▶ Written problem:
Copy each line of the records that holds the string "Class".

▶ Data for this exercise:
-- begin --

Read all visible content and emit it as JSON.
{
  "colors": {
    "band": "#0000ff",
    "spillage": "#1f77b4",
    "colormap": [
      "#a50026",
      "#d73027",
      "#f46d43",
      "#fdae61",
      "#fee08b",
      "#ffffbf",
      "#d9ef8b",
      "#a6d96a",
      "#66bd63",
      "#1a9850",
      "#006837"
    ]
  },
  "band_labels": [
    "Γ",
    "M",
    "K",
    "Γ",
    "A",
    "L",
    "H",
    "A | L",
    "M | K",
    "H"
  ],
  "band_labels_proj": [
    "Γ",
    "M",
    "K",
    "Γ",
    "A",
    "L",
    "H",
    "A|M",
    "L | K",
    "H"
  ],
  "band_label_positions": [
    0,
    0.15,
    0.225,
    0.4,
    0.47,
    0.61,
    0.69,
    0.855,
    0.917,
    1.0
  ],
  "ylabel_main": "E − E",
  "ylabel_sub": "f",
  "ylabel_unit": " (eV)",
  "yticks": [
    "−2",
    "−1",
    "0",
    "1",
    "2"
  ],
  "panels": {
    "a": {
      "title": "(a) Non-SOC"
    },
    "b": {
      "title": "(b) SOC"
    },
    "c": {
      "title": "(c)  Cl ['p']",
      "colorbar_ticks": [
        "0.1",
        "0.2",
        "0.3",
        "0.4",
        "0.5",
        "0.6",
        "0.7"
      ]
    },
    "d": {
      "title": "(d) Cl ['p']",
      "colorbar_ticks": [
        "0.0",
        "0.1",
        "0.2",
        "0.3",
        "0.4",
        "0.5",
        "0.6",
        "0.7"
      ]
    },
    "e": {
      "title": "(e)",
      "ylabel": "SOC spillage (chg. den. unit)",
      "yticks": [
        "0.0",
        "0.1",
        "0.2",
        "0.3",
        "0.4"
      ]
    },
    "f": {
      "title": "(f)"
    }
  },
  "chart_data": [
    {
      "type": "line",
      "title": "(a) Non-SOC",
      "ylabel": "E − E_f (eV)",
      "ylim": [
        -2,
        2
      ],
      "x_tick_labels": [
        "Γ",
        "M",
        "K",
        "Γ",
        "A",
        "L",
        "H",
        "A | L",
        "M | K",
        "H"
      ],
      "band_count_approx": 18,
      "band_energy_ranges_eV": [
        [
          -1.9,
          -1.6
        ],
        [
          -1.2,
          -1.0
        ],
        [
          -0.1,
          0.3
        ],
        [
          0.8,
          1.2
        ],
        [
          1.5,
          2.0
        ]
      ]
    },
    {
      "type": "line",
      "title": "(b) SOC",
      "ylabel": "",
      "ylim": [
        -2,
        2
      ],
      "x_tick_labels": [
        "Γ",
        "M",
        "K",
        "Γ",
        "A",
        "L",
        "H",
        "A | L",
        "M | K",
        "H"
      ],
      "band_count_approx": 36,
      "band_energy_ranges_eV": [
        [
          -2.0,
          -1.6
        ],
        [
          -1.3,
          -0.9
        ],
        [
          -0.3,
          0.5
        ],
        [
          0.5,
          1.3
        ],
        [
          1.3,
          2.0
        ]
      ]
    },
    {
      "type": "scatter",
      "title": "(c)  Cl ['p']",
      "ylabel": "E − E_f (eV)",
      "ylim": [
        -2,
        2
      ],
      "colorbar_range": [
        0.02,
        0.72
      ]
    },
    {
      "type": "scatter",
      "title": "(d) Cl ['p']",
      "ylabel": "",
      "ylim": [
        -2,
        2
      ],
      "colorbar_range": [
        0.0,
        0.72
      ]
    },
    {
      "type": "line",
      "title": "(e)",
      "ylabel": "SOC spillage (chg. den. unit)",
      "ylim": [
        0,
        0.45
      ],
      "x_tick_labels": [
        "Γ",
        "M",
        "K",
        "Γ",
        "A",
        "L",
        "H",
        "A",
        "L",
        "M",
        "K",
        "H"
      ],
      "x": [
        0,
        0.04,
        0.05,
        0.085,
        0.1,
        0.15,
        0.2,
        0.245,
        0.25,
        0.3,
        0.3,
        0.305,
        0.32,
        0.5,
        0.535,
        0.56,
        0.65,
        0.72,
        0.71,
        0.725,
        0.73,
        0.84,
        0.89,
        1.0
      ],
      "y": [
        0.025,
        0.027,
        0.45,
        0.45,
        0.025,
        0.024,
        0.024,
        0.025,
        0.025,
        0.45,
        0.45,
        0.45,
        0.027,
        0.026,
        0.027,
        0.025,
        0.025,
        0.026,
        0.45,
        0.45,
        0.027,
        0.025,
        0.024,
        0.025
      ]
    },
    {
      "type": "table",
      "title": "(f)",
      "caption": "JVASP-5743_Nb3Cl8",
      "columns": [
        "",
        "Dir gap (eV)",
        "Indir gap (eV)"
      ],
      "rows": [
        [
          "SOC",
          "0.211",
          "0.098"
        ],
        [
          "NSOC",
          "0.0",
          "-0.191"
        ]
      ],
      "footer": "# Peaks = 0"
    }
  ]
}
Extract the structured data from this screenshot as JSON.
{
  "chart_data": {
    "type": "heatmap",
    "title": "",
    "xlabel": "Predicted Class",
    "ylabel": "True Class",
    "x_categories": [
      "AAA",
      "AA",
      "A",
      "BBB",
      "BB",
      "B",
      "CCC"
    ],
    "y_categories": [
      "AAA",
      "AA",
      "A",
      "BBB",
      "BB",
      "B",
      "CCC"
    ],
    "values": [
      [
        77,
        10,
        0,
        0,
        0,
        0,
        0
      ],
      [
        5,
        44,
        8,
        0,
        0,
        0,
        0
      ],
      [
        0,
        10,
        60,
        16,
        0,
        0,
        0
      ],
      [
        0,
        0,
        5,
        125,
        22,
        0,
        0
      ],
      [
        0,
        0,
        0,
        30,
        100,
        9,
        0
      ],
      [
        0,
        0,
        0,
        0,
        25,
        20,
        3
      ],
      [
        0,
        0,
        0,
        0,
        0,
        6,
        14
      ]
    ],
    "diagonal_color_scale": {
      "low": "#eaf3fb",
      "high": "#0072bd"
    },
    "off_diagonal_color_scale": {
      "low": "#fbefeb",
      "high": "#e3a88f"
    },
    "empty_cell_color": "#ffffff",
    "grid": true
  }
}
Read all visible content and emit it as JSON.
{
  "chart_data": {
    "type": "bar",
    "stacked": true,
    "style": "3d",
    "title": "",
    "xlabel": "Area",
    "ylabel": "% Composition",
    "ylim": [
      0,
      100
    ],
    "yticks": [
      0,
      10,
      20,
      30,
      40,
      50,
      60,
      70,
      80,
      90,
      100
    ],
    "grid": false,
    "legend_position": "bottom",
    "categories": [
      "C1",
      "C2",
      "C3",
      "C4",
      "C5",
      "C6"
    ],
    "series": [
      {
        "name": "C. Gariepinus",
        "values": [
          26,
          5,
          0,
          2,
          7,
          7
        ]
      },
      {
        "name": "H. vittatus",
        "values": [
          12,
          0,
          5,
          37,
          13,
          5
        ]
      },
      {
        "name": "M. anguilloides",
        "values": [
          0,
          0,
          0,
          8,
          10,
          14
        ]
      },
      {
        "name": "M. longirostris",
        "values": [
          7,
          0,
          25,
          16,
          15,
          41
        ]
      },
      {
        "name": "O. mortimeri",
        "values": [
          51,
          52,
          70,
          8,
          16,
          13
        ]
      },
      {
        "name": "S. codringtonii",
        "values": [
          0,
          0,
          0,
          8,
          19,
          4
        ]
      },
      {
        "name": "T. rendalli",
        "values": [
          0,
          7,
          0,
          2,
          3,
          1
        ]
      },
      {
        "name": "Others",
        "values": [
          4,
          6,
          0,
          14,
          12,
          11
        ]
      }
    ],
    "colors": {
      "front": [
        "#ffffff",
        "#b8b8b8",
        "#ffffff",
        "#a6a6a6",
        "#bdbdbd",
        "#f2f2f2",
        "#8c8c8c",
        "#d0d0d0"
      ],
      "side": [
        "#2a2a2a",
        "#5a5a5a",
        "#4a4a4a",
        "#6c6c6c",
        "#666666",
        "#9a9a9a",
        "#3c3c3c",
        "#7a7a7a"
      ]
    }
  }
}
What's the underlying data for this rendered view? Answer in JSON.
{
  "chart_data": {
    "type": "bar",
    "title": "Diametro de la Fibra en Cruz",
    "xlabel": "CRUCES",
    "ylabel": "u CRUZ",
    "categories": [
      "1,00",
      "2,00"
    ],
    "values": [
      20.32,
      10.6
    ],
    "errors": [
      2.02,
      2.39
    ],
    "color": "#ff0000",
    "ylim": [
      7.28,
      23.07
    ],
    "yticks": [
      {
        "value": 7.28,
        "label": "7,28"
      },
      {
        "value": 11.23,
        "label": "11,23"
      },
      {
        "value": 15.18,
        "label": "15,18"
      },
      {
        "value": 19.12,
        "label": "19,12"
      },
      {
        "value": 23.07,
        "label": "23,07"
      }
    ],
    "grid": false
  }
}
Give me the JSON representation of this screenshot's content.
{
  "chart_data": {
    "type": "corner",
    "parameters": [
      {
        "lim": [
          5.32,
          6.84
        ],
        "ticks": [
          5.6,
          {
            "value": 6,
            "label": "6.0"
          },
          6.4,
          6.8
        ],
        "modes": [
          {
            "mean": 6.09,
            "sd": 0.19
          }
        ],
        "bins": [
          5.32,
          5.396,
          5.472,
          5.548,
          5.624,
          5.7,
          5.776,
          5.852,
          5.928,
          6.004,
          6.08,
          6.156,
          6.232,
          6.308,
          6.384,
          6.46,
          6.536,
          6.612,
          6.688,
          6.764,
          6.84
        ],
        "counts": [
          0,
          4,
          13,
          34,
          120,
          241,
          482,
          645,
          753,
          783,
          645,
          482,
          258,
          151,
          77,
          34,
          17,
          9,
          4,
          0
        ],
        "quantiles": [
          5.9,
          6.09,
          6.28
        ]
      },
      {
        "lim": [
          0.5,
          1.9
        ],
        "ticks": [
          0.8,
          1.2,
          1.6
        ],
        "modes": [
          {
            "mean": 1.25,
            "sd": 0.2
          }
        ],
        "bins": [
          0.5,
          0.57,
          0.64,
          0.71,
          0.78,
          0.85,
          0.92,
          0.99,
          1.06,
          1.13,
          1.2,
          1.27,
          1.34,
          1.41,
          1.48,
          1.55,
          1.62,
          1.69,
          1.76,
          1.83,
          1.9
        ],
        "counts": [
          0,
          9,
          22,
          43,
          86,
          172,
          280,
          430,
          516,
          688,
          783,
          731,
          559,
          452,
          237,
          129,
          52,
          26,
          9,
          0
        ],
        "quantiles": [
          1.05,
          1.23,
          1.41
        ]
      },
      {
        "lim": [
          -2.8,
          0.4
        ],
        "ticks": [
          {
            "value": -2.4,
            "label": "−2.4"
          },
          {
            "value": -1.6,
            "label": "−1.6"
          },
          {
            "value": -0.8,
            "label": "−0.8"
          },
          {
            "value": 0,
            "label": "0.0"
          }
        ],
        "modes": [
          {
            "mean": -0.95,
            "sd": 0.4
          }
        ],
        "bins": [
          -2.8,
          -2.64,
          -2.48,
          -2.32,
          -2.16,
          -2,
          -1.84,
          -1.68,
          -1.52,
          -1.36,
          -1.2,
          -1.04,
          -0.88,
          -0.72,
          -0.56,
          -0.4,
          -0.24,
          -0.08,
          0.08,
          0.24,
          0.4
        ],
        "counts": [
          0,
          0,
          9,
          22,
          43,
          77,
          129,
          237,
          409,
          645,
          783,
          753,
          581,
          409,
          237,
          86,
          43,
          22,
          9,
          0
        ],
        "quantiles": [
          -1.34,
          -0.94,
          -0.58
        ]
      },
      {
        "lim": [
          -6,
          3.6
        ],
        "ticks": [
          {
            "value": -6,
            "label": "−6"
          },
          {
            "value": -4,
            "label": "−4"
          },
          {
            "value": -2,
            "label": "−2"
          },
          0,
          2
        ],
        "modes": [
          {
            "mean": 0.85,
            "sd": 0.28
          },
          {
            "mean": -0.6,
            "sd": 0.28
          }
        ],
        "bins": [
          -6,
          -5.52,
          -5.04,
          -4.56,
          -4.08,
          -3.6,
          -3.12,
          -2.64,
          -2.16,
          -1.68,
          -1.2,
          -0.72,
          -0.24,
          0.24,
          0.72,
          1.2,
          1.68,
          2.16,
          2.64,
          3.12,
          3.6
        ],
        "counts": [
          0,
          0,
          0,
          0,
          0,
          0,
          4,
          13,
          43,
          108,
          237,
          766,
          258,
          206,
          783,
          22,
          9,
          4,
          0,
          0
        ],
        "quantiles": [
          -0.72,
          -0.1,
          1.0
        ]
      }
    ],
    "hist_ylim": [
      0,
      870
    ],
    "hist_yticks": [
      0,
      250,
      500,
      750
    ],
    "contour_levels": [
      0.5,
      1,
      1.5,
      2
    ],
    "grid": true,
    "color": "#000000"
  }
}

-- end --

▶ Exercise answer:
    "xlabel": "Predicted Class",
    "ylabel": "True Class",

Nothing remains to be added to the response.